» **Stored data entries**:
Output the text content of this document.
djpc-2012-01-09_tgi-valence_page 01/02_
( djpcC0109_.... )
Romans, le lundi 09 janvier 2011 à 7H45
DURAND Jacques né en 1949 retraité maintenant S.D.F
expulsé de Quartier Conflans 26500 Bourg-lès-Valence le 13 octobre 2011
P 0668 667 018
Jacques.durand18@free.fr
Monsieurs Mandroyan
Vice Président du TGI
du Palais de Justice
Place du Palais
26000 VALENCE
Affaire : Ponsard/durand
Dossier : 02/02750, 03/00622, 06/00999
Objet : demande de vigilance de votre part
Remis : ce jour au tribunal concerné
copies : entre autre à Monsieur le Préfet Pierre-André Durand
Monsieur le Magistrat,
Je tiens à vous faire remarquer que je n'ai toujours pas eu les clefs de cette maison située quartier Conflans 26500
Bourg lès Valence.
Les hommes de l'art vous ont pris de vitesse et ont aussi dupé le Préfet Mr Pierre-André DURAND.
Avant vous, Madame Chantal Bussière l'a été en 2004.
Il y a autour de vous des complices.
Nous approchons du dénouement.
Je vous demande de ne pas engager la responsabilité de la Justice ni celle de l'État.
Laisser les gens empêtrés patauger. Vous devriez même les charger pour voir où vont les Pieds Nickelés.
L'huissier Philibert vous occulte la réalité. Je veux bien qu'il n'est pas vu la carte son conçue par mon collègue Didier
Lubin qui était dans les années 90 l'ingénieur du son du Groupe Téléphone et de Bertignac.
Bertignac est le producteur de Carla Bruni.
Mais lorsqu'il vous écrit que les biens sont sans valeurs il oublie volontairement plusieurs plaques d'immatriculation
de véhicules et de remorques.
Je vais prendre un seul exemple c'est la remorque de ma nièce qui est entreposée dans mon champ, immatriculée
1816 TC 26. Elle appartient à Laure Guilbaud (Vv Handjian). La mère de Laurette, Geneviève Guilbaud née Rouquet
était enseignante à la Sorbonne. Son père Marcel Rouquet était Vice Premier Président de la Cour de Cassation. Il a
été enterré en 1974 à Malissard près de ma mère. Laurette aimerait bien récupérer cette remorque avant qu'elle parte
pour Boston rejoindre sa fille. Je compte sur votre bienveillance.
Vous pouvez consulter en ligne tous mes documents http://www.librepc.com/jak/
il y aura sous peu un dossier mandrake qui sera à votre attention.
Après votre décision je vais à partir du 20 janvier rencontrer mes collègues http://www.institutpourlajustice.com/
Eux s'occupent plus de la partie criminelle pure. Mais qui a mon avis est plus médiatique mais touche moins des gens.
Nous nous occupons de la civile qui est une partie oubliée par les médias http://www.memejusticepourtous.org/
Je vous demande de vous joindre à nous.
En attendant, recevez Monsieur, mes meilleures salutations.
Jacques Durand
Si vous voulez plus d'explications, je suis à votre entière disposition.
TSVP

» **AIM**: Set down the entries above again, word for word.

» **THE OUTPUT**:
Output the text content of this document.
djpc-2012-01-09_tgi-valence_page 01/02_
( djpcC0109_.... )
Romans, le lundi 09 janvier 2011 à 7H45
DURAND Jacques né en 1949 retraité maintenant S.D.F
expulsé de Quartier Conflans 26500 Bourg-lès-Valence le 13 octobre 2011
P 0668 667 018
Jacques.durand18@free.fr
Monsieurs Mandroyan
Vice Président du TGI
du Palais de Justice
Place du Palais
26000 VALENCE
Affaire : Ponsard/durand
Dossier : 02/02750, 03/00622, 06/00999
Objet : demande de vigilance de votre part
Remis : ce jour au tribunal concerné
copies : entre autre à Monsieur le Préfet Pierre-André Durand
Monsieur le Magistrat,
Je tiens à vous faire remarquer que je n'ai toujours pas eu les clefs de cette maison située quartier Conflans 26500
Bourg lès Valence.
Les hommes de l'art vous ont pris de vitesse et ont aussi dupé le Préfet Mr Pierre-André DURAND.
Avant vous, Madame Chantal Bussière l'a été en 2004.
Il y a autour de vous des complices.
Nous approchons du dénouement.
Je vous demande de ne pas engager la responsabilité de la Justice ni celle de l'État.
Laisser les gens empêtrés patauger. Vous devriez même les charger pour voir où vont les Pieds Nickelés.
L'huissier Philibert vous occulte la réalité. Je veux bien qu'il n'est pas vu la carte son conçue par mon collègue Didier
Lubin qui était dans les années 90 l'ingénieur du son du Groupe Téléphone et de Bertignac.
Bertignac est le producteur de Carla Bruni.
Mais lorsqu'il vous écrit que les biens sont sans valeurs il oublie volontairement plusieurs plaques d'immatriculation
de véhicules et de remorques.
Je vais prendre un seul exemple c'est la remorque de ma nièce qui est entreposée dans mon champ, immatriculée
1816 TC 26. Elle appartient à Laure Guilbaud (Vv Handjian). La mère de Laurette, Geneviève Guilbaud née Rouquet
était enseignante à la Sorbonne. Son père Marcel Rouquet était Vice Premier Président de la Cour de Cassation. Il a
été enterré en 1974 à Malissard près de ma mère. Laurette aimerait bien récupérer cette remorque avant qu'elle parte
pour Boston rejoindre sa fille. Je compte sur votre bienveillance.
Vous pouvez consulter en ligne tous mes documents http://www.librepc.com/jak/
il y aura sous peu un dossier mandrake qui sera à votre attention.
Après votre décision je vais à partir du 20 janvier rencontrer mes collègues http://www.institutpourlajustice.com/
Eux s'occupent plus de la partie criminelle pure. Mais qui a mon avis est plus médiatique mais touche moins des gens.
Nous nous occupons de la civile qui est une partie oubliée par les médias http://www.memejusticepourtous.org/
Je vous demande de vous joindre à nous.
En attendant, recevez Monsieur, mes meilleures salutations.
Jacques Durand
Si vous voulez plus d'explications, je suis à votre entière disposition.
TSVP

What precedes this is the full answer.